OBJECTIVE:
Reproduce every entry exactly and leave its pictures out.

RECORDS FOR PROCESSING:
>>
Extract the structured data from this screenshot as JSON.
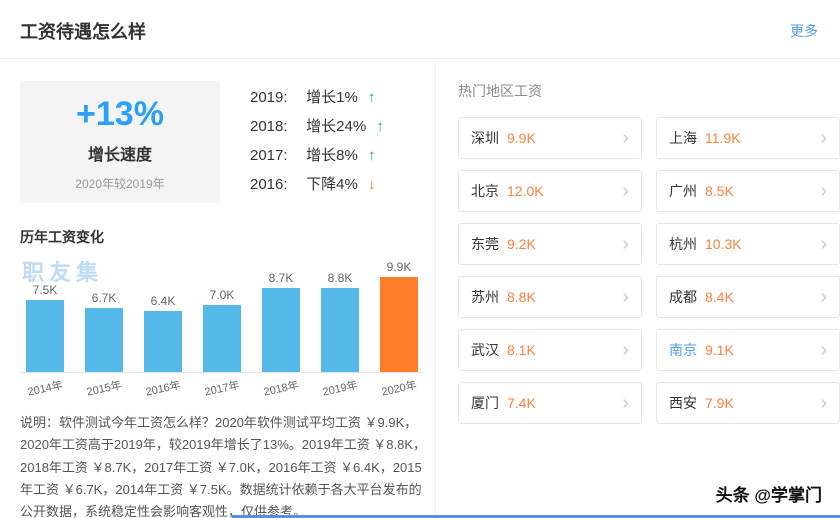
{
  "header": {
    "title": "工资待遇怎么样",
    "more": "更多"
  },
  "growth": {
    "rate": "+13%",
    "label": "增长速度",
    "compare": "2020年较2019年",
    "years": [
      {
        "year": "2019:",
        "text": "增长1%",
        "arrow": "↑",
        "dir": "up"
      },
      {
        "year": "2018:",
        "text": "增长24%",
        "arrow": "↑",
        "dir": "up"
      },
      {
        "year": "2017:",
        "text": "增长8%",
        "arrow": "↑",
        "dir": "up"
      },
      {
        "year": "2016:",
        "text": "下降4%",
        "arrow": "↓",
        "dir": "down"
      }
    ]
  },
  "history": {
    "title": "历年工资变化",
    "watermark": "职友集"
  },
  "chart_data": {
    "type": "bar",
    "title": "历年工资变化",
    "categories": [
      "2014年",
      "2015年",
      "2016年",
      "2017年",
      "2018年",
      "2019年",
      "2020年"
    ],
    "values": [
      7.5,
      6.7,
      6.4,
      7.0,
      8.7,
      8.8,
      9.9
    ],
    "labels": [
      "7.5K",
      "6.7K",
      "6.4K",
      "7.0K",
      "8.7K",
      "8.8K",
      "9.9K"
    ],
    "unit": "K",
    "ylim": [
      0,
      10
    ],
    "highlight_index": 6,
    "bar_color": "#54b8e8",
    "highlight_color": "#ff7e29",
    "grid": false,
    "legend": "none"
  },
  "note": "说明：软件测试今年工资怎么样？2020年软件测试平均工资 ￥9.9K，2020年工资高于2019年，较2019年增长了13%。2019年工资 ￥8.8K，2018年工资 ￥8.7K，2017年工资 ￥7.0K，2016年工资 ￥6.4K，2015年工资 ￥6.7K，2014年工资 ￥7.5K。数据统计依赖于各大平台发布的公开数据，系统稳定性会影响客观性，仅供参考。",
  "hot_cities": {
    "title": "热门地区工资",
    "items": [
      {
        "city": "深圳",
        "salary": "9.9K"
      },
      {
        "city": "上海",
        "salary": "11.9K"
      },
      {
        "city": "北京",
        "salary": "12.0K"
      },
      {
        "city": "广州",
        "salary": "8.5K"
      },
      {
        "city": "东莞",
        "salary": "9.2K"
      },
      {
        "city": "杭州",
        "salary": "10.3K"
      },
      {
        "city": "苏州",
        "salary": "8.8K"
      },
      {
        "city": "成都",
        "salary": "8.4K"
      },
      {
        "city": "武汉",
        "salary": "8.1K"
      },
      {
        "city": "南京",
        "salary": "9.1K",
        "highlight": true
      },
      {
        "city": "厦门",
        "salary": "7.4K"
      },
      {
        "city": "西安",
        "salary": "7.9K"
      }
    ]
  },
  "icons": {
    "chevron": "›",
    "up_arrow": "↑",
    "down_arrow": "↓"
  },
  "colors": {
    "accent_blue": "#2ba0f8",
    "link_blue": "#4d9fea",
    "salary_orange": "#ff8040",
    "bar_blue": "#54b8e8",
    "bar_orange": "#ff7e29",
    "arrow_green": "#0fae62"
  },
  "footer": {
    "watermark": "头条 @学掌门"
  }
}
<<
WRITTEN SOLUTION:
Extract the structured data from this screenshot as JSON.
{
  "header": {
    "title": "工资待遇怎么样",
    "more": "更多"
  },
  "growth": {
    "rate": "+13%",
    "label": "增长速度",
    "compare": "2020年较2019年",
    "years": [
      {
        "year": "2019:",
        "text": "增长1%",
        "arrow": "↑",
        "dir": "up"
      },
      {
        "year": "2018:",
        "text": "增长24%",
        "arrow": "↑",
        "dir": "up"
      },
      {
        "year": "2017:",
        "text": "增长8%",
        "arrow": "↑",
        "dir": "up"
      },
      {
        "year": "2016:",
        "text": "下降4%",
        "arrow": "↓",
        "dir": "down"
      }
    ]
  },
  "history": {
    "title": "历年工资变化",
    "watermark": "职友集"
  },
  "chart_data": {
    "type": "bar",
    "title": "历年工资变化",
    "categories": [
      "2014年",
      "2015年",
      "2016年",
      "2017年",
      "2018年",
      "2019年",
      "2020年"
    ],
    "values": [
      7.5,
      6.7,
      6.4,
      7.0,
      8.7,
      8.8,
      9.9
    ],
    "labels": [
      "7.5K",
      "6.7K",
      "6.4K",
      "7.0K",
      "8.7K",
      "8.8K",
      "9.9K"
    ],
    "unit": "K",
    "ylim": [
      0,
      10
    ],
    "highlight_index": 6,
    "bar_color": "#54b8e8",
    "highlight_color": "#ff7e29",
    "grid": false,
    "legend": "none"
  },
  "note": "说明：软件测试今年工资怎么样？2020年软件测试平均工资 ￥9.9K，2020年工资高于2019年，较2019年增长了13%。2019年工资 ￥8.8K，2018年工资 ￥8.7K，2017年工资 ￥7.0K，2016年工资 ￥6.4K，2015年工资 ￥6.7K，2014年工资 ￥7.5K。数据统计依赖于各大平台发布的公开数据，系统稳定性会影响客观性，仅供参考。",
  "hot_cities": {
    "title": "热门地区工资",
    "items": [
      {
        "city": "深圳",
        "salary": "9.9K"
      },
      {
        "city": "上海",
        "salary": "11.9K"
      },
      {
        "city": "北京",
        "salary": "12.0K"
      },
      {
        "city": "广州",
        "salary": "8.5K"
      },
      {
        "city": "东莞",
        "salary": "9.2K"
      },
      {
        "city": "杭州",
        "salary": "10.3K"
      },
      {
        "city": "苏州",
        "salary": "8.8K"
      },
      {
        "city": "成都",
        "salary": "8.4K"
      },
      {
        "city": "武汉",
        "salary": "8.1K"
      },
      {
        "city": "南京",
        "salary": "9.1K",
        "highlight": true
      },
      {
        "city": "厦门",
        "salary": "7.4K"
      },
      {
        "city": "西安",
        "salary": "7.9K"
      }
    ]
  },
  "icons": {
    "chevron": "›",
    "up_arrow": "↑",
    "down_arrow": "↓"
  },
  "colors": {
    "accent_blue": "#2ba0f8",
    "link_blue": "#4d9fea",
    "salary_orange": "#ff8040",
    "bar_blue": "#54b8e8",
    "bar_orange": "#ff7e29",
    "arrow_green": "#0fae62"
  },
  "footer": {
    "watermark": "头条 @学掌门"
  }
}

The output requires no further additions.